The records below are to be repeated in full, exactly as they are.

--------------------------------

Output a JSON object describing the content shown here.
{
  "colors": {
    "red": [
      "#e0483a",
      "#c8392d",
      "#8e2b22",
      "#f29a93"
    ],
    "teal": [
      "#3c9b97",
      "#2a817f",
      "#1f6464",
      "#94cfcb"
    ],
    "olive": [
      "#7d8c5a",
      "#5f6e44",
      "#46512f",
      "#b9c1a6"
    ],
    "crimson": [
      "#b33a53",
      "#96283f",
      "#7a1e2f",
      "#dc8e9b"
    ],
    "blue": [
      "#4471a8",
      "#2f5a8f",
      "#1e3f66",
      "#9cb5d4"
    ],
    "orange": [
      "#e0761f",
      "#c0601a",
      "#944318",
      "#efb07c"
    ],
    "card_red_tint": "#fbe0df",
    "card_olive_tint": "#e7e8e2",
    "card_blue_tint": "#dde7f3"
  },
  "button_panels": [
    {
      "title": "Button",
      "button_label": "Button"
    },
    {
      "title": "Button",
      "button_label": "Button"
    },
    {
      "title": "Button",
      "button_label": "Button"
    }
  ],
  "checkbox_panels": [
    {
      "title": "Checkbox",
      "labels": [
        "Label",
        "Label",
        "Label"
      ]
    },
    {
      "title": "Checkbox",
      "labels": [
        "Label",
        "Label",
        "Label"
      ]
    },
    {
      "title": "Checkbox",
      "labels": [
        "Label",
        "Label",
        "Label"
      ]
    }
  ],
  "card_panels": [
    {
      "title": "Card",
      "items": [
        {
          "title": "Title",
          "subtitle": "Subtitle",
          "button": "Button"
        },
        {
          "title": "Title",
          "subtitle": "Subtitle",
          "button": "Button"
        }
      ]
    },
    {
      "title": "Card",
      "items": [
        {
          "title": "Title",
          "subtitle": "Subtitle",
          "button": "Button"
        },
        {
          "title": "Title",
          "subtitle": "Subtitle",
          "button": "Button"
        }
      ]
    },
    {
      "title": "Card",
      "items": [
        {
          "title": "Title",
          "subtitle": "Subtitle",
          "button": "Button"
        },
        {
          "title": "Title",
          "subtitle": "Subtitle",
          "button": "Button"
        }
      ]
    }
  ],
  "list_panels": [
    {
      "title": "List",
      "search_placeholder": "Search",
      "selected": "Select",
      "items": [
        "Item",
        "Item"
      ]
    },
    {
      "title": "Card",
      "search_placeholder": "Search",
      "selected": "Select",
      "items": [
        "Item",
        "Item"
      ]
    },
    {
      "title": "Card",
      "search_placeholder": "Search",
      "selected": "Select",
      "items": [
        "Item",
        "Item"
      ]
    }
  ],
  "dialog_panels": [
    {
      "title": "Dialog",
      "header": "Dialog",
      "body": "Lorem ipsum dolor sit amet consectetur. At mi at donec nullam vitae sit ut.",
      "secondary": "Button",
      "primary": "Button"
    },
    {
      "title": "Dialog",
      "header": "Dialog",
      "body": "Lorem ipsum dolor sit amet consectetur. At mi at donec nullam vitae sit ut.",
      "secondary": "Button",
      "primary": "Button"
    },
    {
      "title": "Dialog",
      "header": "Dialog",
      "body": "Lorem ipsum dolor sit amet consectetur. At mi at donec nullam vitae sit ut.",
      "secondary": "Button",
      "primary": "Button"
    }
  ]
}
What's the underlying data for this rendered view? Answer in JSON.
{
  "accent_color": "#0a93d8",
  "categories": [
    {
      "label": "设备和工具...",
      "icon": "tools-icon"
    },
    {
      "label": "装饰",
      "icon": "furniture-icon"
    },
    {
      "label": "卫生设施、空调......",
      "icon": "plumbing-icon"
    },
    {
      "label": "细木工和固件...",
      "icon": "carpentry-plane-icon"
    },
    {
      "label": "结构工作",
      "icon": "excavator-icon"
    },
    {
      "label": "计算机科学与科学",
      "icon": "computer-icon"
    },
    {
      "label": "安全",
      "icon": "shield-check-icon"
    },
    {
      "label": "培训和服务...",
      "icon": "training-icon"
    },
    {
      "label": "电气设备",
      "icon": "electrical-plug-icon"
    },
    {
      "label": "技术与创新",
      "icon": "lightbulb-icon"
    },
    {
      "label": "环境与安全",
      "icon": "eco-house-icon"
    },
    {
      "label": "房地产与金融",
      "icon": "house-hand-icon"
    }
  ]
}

--------------------------------

THE OUTPUT:
Output a JSON object describing the content shown here.
{
  "colors": {
    "red": [
      "#e0483a",
      "#c8392d",
      "#8e2b22",
      "#f29a93"
    ],
    "teal": [
      "#3c9b97",
      "#2a817f",
      "#1f6464",
      "#94cfcb"
    ],
    "olive": [
      "#7d8c5a",
      "#5f6e44",
      "#46512f",
      "#b9c1a6"
    ],
    "crimson": [
      "#b33a53",
      "#96283f",
      "#7a1e2f",
      "#dc8e9b"
    ],
    "blue": [
      "#4471a8",
      "#2f5a8f",
      "#1e3f66",
      "#9cb5d4"
    ],
    "orange": [
      "#e0761f",
      "#c0601a",
      "#944318",
      "#efb07c"
    ],
    "card_red_tint": "#fbe0df",
    "card_olive_tint": "#e7e8e2",
    "card_blue_tint": "#dde7f3"
  },
  "button_panels": [
    {
      "title": "Button",
      "button_label": "Button"
    },
    {
      "title": "Button",
      "button_label": "Button"
    },
    {
      "title": "Button",
      "button_label": "Button"
    }
  ],
  "checkbox_panels": [
    {
      "title": "Checkbox",
      "labels": [
        "Label",
        "Label",
        "Label"
      ]
    },
    {
      "title": "Checkbox",
      "labels": [
        "Label",
        "Label",
        "Label"
      ]
    },
    {
      "title": "Checkbox",
      "labels": [
        "Label",
        "Label",
        "Label"
      ]
    }
  ],
  "card_panels": [
    {
      "title": "Card",
      "items": [
        {
          "title": "Title",
          "subtitle": "Subtitle",
          "button": "Button"
        },
        {
          "title": "Title",
          "subtitle": "Subtitle",
          "button": "Button"
        }
      ]
    },
    {
      "title": "Card",
      "items": [
        {
          "title": "Title",
          "subtitle": "Subtitle",
          "button": "Button"
        },
        {
          "title": "Title",
          "subtitle": "Subtitle",
          "button": "Button"
        }
      ]
    },
    {
      "title": "Card",
      "items": [
        {
          "title": "Title",
          "subtitle": "Subtitle",
          "button": "Button"
        },
        {
          "title": "Title",
          "subtitle": "Subtitle",
          "button": "Button"
        }
      ]
    }
  ],
  "list_panels": [
    {
      "title": "List",
      "search_placeholder": "Search",
      "selected": "Select",
      "items": [
        "Item",
        "Item"
      ]
    },
    {
      "title": "Card",
      "search_placeholder": "Search",
      "selected": "Select",
      "items": [
        "Item",
        "Item"
      ]
    },
    {
      "title": "Card",
      "search_placeholder": "Search",
      "selected": "Select",
      "items": [
        "Item",
        "Item"
      ]
    }
  ],
  "dialog_panels": [
    {
      "title": "Dialog",
      "header": "Dialog",
      "body": "Lorem ipsum dolor sit amet consectetur. At mi at donec nullam vitae sit ut.",
      "secondary": "Button",
      "primary": "Button"
    },
    {
      "title": "Dialog",
      "header": "Dialog",
      "body": "Lorem ipsum dolor sit amet consectetur. At mi at donec nullam vitae sit ut.",
      "secondary": "Button",
      "primary": "Button"
    },
    {
      "title": "Dialog",
      "header": "Dialog",
      "body": "Lorem ipsum dolor sit amet consectetur. At mi at donec nullam vitae sit ut.",
      "secondary": "Button",
      "primary": "Button"
    }
  ]
}
What's the underlying data for this rendered view? Answer in JSON.
{
  "accent_color": "#0a93d8",
  "categories": [
    {
      "label": "设备和工具...",
      "icon": "tools-icon"
    },
    {
      "label": "装饰",
      "icon": "furniture-icon"
    },
    {
      "label": "卫生设施、空调......",
      "icon": "plumbing-icon"
    },
    {
      "label": "细木工和固件...",
      "icon": "carpentry-plane-icon"
    },
    {
      "label": "结构工作",
      "icon": "excavator-icon"
    },
    {
      "label": "计算机科学与科学",
      "icon": "computer-icon"
    },
    {
      "label": "安全",
      "icon": "shield-check-icon"
    },
    {
      "label": "培训和服务...",
      "icon": "training-icon"
    },
    {
      "label": "电气设备",
      "icon": "electrical-plug-icon"
    },
    {
      "label": "技术与创新",
      "icon": "lightbulb-icon"
    },
    {
      "label": "环境与安全",
      "icon": "eco-house-icon"
    },
    {
      "label": "房地产与金融",
      "icon": "house-hand-icon"
    }
  ]
}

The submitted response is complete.